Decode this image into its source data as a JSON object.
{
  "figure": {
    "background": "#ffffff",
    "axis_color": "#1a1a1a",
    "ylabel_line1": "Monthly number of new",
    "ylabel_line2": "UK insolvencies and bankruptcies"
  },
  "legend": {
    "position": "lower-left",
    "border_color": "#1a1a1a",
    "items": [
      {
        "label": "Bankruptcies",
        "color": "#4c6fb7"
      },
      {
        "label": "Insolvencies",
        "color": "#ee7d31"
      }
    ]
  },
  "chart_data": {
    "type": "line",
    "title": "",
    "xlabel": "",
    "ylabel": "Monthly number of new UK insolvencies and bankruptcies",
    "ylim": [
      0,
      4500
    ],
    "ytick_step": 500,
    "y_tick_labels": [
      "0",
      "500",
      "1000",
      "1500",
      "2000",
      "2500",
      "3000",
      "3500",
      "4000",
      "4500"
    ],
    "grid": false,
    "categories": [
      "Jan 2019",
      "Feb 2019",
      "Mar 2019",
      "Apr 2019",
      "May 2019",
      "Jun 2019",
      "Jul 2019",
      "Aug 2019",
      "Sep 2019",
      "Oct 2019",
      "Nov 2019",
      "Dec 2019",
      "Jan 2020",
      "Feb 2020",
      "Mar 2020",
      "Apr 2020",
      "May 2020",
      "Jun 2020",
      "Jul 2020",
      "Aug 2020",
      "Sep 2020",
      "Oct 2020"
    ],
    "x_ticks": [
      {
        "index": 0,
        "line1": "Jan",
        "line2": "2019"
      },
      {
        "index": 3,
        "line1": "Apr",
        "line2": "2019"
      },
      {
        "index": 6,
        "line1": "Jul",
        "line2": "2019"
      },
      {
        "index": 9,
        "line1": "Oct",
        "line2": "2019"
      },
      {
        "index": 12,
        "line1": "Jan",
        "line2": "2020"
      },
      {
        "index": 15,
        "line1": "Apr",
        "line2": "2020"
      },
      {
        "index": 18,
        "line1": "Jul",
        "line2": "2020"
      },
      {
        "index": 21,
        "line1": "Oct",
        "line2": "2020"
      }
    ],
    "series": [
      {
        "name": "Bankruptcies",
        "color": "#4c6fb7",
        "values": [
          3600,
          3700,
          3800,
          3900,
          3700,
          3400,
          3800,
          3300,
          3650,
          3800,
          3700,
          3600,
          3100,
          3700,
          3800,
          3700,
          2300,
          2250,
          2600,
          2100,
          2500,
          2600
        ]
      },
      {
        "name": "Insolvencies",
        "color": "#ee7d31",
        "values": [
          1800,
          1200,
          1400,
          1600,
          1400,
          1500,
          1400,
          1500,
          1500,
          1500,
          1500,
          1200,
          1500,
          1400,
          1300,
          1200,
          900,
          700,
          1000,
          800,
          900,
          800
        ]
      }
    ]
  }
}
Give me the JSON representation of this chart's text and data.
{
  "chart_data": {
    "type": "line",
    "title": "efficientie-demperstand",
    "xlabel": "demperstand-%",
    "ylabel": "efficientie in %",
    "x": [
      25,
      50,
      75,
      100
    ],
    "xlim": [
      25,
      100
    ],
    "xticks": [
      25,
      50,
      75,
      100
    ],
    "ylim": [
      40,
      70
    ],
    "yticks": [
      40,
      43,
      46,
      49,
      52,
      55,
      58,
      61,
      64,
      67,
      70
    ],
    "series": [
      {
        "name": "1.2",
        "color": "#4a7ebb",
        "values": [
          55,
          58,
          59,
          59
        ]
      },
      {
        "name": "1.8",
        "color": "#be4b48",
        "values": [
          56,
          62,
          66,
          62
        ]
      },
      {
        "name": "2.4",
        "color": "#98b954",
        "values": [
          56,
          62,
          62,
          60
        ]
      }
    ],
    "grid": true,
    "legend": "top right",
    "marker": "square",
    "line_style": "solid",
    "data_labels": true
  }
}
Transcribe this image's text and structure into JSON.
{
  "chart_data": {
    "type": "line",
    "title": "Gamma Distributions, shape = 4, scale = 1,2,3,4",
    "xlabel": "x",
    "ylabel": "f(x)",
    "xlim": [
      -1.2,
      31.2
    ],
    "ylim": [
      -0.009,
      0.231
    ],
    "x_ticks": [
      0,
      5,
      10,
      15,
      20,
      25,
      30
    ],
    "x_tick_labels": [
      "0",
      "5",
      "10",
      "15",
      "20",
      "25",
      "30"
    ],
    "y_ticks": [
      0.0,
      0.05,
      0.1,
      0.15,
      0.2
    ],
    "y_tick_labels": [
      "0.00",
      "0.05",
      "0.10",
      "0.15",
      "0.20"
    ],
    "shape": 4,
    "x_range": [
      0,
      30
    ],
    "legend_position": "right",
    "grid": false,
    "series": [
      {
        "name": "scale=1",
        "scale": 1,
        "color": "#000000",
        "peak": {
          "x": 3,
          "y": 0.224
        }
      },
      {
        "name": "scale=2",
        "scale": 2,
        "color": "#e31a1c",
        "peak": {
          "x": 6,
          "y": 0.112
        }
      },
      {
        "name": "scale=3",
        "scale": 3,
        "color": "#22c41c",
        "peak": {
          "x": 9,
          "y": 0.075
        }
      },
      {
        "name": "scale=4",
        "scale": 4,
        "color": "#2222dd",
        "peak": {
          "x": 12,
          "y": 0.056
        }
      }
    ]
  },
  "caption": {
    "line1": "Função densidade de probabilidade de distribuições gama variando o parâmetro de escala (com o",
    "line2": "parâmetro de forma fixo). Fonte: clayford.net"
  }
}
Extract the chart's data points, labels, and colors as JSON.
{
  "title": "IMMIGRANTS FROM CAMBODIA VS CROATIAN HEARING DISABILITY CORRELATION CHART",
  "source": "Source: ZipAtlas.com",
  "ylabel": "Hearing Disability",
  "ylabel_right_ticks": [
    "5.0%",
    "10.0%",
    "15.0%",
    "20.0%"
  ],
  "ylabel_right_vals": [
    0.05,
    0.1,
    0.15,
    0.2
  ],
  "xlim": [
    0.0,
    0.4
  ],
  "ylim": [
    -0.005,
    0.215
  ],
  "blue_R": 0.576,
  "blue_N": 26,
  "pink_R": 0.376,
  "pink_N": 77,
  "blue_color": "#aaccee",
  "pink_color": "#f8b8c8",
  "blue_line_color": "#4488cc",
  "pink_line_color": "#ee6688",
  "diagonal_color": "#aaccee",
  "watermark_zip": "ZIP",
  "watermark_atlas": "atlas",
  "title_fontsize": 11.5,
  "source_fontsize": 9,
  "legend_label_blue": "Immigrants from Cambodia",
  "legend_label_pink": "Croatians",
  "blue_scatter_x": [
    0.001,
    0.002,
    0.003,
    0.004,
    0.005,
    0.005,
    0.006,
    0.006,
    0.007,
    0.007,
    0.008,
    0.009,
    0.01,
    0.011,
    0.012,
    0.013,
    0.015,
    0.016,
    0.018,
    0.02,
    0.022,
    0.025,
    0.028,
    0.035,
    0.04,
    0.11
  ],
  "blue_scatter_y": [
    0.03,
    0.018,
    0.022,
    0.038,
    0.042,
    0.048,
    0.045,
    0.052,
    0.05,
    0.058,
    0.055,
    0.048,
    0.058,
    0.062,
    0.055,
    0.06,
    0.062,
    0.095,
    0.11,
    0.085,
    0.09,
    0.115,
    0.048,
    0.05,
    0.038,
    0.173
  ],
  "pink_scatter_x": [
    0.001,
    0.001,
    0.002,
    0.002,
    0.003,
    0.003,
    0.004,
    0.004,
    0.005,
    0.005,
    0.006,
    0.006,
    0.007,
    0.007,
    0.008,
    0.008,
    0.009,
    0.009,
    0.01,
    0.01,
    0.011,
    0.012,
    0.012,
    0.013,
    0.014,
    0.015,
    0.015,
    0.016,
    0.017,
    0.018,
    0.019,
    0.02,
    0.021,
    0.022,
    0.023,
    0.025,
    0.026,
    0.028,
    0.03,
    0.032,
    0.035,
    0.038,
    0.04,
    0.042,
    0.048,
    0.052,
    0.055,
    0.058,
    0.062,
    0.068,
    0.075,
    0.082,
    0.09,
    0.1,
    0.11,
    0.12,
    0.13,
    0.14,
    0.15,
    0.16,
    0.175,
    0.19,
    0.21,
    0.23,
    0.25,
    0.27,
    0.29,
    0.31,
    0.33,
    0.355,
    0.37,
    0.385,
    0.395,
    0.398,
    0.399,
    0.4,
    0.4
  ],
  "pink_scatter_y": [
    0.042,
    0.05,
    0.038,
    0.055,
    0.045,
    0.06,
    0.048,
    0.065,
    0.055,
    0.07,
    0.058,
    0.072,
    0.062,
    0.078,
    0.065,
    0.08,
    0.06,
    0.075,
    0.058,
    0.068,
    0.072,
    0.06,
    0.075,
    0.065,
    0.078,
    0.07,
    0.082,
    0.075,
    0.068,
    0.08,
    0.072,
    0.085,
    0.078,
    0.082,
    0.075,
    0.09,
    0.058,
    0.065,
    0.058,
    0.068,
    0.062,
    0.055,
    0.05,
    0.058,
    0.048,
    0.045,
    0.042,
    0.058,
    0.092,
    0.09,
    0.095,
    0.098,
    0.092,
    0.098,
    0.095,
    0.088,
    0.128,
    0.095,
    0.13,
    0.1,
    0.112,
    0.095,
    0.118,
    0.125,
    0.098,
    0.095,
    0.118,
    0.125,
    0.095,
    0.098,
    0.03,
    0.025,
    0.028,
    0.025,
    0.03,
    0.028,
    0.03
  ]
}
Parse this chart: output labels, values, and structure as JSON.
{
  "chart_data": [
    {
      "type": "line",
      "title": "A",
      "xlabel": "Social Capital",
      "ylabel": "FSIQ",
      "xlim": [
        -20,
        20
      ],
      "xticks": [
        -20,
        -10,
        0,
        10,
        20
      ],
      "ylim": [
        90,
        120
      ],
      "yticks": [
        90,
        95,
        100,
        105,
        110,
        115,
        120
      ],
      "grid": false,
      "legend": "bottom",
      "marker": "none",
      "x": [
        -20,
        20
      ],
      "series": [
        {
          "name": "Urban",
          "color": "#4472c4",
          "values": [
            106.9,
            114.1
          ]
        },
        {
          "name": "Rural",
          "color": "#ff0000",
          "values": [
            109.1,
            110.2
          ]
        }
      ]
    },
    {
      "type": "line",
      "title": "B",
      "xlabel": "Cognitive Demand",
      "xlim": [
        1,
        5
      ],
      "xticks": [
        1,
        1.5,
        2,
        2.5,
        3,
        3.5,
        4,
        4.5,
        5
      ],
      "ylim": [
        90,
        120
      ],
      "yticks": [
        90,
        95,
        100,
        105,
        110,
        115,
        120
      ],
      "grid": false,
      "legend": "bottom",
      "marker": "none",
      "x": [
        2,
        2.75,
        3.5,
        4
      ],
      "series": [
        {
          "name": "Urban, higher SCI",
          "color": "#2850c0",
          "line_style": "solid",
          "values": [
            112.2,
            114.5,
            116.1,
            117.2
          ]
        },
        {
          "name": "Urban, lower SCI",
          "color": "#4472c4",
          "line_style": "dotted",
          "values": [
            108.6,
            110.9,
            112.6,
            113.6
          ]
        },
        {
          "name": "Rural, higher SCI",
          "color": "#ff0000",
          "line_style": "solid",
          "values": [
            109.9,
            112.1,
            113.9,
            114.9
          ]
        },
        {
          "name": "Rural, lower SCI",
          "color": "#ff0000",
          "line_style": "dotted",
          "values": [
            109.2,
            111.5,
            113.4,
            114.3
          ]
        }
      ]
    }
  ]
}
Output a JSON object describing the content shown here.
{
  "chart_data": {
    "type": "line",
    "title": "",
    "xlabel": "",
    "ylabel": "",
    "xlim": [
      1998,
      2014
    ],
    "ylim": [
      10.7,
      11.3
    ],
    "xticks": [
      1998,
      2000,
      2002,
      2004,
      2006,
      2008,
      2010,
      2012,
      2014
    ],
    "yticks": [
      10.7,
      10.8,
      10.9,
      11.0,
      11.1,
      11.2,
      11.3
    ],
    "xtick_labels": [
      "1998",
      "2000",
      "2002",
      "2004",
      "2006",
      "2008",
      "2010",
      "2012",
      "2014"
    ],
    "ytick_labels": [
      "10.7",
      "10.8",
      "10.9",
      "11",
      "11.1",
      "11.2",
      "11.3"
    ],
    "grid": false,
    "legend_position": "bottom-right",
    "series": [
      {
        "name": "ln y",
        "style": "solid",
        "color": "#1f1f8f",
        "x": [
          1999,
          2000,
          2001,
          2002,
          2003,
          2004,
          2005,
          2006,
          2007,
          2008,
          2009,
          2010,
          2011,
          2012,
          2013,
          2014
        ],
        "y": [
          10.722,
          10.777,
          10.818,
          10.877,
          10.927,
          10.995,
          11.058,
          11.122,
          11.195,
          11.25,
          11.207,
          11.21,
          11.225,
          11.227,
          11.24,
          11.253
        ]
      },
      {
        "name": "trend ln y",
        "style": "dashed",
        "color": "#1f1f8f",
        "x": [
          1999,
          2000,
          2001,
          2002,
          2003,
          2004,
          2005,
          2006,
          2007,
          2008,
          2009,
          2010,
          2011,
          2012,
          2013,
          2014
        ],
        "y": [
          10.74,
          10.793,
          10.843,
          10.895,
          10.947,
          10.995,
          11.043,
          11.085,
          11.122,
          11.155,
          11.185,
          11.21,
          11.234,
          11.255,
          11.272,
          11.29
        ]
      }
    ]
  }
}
------------
# Aim
Pull out each line of the entries that contains "Monthly".

# Result of this task
    "ylabel_line1": "Monthly number of new",
    "ylabel": "Monthly number of new UK insolvencies and bankruptcies",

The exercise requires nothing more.